REQUISITOS DAS TAREFAS ▸
1) Informe se cada afirmação a seguir concorda com a notícia sobre a Groenlândia, respondendo sim ou não e citando literalmente as palavras da notícia que decidem a questão: (a) Jens-Frederik Nielsen considera provável o uso de força militar contra o território ártico; (b) Nielsen falou por meio de um tradutor; (c) a Casa Branca respondeu a um pedido de comentário.
2) Atualize um trecho da notícia sobre a Groenlândia, trocando "mensagens" por "comunicações". O trecho começa nas palavras "Nas mensagens, Macron" e termina após "pedido de comentário.".

TEXTO EXTRAÍDO ▸
◇ ◇ ◇ ◇

Premiê da Groenlândia diz que ataque dos EUA à região é improvável, mas não descarta risco
Primeiro-ministro do território ártico reage às ameaças de Donald Trump sobre uso da força para controlar a ilha


Reuters
O primeiro-ministro da Groenlândia, Jens-Frederik Nielsen, afirmou nesta terça-feira (20) que considera improvável o uso de força militar contra o território ártico, mas ressaltou que essa possibilidade não pode ser totalmente descartada diante das declarações do presidente dos Estados Unidos, Donald Trump.
Em coletiva de imprensa, Nielsen declarou que, embora não acredite em um ataque iminente, é “importante estar preparado” para qualquer cenário. Ele falou por meio de um tradutor e destacou a necessidade de vigilância diplomática e política.
Ameaças sobre a Groenlândia e mensagens a Macron
Também nesta terça-feira (20), Donald Trump disse que “não há volta atrás” em seu objetivo de controlar a Groenlândia e se recusou a descartar a possibilidade de tomar o território pela força militar.
Na madrugada, ele publicou mensagens endereçadas a ele pelo presidente da França, Emmanuel Macron. O francês disse a Trump que não entendia o que o presidente dos Estados Unidos estava "fazendo na Groenlândia" e se ofereceu para sediar uma reunião do G7 convidando a Rússia e outros países.
Nas mensagens, Macron disse a Trump que poderia convidar os ucranianos, os dinamarqueses, os sírios e os russos para participar à margem da reunião do G7, e também convidou Trump para jantar com ele em Paris.
Uma fonte próxima a Macron disse que as mensagens compartilhadas por Trump eram autênticas. As respostas de Trump, se é que houve alguma, não faziam parte da captura de tela que ele postou na madrugada de terça-feira. A Casa Branca e o gabinete de Macron não responderam a um pedido de comentário.
Macron, dirigindo-se a Trump como seu "amigo" nas mensagens, disse que estava "totalmente alinhado" com Trump sobre a Síria e que eles poderiam fazer "grandes coisas sobre o Irã".

◇ ◇ ◇ ◇

EXCERTOS DO MATERIAL ▸
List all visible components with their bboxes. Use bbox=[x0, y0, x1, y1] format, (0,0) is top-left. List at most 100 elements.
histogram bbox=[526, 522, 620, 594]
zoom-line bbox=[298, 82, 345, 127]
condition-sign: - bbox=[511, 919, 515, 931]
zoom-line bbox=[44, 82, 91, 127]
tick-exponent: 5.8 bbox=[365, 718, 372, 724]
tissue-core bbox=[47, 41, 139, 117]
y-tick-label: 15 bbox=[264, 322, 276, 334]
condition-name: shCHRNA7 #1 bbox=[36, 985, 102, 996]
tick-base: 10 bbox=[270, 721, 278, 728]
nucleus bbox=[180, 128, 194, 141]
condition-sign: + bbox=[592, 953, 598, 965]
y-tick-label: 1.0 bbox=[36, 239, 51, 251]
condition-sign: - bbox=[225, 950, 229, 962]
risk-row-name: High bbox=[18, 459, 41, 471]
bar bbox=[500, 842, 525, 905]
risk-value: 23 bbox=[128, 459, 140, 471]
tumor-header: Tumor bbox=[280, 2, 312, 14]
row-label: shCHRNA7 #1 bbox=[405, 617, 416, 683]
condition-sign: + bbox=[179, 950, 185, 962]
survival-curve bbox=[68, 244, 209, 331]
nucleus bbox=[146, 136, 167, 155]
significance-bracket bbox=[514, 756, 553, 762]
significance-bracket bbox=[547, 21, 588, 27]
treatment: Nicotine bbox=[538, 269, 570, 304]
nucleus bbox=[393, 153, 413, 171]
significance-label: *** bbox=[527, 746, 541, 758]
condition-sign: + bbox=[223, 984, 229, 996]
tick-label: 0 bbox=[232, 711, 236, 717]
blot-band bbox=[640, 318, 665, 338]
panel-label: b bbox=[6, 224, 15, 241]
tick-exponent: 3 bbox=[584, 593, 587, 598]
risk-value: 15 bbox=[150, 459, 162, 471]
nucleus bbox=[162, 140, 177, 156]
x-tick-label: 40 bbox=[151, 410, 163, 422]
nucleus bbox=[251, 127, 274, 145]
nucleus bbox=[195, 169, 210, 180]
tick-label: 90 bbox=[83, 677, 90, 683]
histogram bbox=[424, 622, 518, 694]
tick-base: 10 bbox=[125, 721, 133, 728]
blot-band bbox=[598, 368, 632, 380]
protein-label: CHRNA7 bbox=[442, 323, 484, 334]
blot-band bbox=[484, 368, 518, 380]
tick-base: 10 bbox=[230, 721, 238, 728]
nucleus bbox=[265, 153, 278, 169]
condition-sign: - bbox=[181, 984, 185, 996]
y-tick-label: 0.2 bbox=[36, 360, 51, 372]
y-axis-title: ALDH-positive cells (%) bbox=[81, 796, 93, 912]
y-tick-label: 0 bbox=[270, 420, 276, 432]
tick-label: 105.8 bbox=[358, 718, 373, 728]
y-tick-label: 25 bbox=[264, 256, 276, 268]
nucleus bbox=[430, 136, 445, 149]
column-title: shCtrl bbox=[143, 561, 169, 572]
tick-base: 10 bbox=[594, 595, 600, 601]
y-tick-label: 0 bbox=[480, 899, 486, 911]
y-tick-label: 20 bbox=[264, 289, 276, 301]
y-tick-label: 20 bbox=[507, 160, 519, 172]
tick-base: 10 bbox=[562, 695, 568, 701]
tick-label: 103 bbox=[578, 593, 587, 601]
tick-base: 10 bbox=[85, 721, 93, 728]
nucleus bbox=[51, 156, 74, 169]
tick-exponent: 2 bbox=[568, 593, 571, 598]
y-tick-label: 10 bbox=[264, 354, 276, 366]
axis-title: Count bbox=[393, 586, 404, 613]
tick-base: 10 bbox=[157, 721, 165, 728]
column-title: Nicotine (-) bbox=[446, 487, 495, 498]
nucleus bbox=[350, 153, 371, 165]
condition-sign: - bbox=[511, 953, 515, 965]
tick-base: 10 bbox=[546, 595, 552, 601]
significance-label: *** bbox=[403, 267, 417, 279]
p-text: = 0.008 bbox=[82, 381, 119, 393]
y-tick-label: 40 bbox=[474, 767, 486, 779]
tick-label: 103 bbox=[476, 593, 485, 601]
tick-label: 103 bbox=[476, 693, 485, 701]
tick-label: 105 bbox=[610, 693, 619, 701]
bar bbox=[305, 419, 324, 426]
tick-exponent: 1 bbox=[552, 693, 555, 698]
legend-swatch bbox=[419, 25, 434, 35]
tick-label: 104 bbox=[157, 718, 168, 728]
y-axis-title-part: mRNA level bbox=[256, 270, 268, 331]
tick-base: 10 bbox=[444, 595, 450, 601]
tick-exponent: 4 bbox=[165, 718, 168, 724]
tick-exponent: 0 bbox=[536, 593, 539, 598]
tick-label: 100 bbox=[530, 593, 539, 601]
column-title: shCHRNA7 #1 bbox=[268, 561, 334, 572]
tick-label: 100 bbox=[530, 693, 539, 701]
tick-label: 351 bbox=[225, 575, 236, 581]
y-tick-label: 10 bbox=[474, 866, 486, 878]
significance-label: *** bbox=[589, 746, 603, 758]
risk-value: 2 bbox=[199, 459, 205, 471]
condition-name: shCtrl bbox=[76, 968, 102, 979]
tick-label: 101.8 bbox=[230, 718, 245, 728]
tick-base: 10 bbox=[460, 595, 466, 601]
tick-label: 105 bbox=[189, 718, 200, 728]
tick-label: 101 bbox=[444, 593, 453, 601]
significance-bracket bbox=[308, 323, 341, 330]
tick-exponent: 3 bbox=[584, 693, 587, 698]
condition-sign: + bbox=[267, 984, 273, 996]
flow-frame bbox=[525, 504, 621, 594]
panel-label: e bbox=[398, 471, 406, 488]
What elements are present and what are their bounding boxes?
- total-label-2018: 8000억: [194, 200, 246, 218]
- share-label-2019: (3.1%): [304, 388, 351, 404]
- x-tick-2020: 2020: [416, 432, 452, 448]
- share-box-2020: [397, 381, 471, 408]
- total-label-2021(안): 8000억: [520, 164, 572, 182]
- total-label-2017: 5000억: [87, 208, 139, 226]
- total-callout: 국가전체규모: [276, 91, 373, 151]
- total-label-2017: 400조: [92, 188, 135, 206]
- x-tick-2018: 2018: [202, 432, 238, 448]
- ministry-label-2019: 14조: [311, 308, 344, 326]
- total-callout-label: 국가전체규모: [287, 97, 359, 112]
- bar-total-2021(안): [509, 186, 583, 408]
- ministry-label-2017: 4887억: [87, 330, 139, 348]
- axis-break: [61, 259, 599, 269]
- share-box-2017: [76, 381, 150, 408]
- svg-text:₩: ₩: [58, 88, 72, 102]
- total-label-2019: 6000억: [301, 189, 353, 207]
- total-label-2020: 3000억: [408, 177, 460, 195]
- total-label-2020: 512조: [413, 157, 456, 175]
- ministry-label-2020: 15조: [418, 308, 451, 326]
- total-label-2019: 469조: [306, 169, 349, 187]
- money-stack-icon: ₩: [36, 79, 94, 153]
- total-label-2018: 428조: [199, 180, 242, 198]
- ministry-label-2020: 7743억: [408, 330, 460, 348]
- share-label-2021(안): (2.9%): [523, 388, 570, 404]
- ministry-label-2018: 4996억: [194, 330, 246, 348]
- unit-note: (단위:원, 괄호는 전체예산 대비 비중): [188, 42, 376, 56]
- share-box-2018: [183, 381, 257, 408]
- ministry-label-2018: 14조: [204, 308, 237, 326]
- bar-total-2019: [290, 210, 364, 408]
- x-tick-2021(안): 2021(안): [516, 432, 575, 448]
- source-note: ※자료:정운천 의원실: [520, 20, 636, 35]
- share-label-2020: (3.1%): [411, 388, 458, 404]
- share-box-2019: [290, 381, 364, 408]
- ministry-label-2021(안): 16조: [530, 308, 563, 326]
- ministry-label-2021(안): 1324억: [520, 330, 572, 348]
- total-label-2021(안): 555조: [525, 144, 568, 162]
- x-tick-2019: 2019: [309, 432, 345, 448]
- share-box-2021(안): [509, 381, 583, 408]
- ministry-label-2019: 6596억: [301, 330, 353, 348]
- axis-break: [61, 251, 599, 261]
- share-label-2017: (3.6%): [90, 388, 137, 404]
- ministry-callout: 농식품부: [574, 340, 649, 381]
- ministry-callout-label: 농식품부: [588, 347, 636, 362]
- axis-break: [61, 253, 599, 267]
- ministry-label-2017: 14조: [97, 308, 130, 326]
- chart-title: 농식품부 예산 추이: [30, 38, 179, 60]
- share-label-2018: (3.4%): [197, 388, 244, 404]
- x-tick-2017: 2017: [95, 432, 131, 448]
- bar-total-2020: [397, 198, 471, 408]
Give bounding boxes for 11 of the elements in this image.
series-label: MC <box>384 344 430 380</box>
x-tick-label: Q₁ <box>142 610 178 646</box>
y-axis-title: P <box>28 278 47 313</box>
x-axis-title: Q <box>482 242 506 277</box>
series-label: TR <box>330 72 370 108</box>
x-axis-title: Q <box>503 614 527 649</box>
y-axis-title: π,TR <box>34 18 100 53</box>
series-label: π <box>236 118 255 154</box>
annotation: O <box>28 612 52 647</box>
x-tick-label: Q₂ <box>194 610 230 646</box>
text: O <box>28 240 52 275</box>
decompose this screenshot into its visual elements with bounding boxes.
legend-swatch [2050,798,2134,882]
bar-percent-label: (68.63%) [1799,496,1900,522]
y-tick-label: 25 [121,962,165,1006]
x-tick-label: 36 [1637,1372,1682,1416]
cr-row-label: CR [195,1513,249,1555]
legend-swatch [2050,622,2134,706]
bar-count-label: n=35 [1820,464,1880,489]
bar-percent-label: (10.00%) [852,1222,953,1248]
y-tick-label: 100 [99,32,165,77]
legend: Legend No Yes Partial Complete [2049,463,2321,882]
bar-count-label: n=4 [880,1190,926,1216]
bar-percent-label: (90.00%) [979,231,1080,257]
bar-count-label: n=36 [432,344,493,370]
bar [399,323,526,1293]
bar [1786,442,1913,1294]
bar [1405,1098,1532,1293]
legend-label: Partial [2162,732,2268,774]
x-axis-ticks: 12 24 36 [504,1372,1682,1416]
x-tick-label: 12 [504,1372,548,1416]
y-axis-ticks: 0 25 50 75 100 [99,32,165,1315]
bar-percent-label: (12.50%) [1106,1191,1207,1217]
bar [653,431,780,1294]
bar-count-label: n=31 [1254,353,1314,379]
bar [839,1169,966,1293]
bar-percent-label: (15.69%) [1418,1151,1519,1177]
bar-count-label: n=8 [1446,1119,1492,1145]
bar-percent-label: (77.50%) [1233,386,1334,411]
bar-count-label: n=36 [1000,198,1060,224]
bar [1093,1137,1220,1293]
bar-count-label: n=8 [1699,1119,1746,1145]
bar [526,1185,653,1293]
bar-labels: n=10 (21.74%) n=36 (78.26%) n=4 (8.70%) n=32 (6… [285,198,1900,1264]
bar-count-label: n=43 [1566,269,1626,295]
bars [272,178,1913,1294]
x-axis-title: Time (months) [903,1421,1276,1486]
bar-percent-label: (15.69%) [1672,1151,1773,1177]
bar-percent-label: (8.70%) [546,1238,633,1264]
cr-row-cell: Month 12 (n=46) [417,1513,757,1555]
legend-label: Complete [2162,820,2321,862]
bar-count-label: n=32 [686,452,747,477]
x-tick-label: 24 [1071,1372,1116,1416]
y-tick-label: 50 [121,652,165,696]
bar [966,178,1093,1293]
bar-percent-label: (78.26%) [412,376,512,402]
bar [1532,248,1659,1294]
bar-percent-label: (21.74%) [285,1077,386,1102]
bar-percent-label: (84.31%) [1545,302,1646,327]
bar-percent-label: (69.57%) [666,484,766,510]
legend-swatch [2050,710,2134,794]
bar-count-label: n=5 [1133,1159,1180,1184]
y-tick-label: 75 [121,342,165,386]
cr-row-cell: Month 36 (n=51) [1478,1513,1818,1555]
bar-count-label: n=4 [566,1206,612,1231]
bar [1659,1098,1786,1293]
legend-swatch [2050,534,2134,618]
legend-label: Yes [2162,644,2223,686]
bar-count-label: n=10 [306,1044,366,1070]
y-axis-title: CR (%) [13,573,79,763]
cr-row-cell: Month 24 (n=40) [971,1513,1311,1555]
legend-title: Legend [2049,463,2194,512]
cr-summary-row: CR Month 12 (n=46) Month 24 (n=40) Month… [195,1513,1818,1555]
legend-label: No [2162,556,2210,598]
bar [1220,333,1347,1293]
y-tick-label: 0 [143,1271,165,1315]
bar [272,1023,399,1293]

◇ ◇ ◇ ◇

SOLUÇÕES POR TAREFA ▸
1)
(a) Não: "considera improvável o uso de força militar contra o território ártico".
(b) Sim: "Ele falou por meio de um tradutor".
(c) Não: "A Casa Branca e o gabinete de Macron não responderam a um pedido de comentário."

2)
Nas comunicações, Macron disse a Trump que poderia convidar os ucranianos, os dinamarqueses, os sírios e os russos para participar à margem da reunião do G7, e também convidou Trump para jantar com ele em Paris.
Uma fonte próxima a Macron disse que as comunicações compartilhadas por Trump eram autênticas. As respostas de Trump, se é que houve alguma, não faziam parte da captura de tela que ele postou na madrugada de terça-feira. A Casa Branca e o gabinete de Macron não responderam a um pedido de comentário.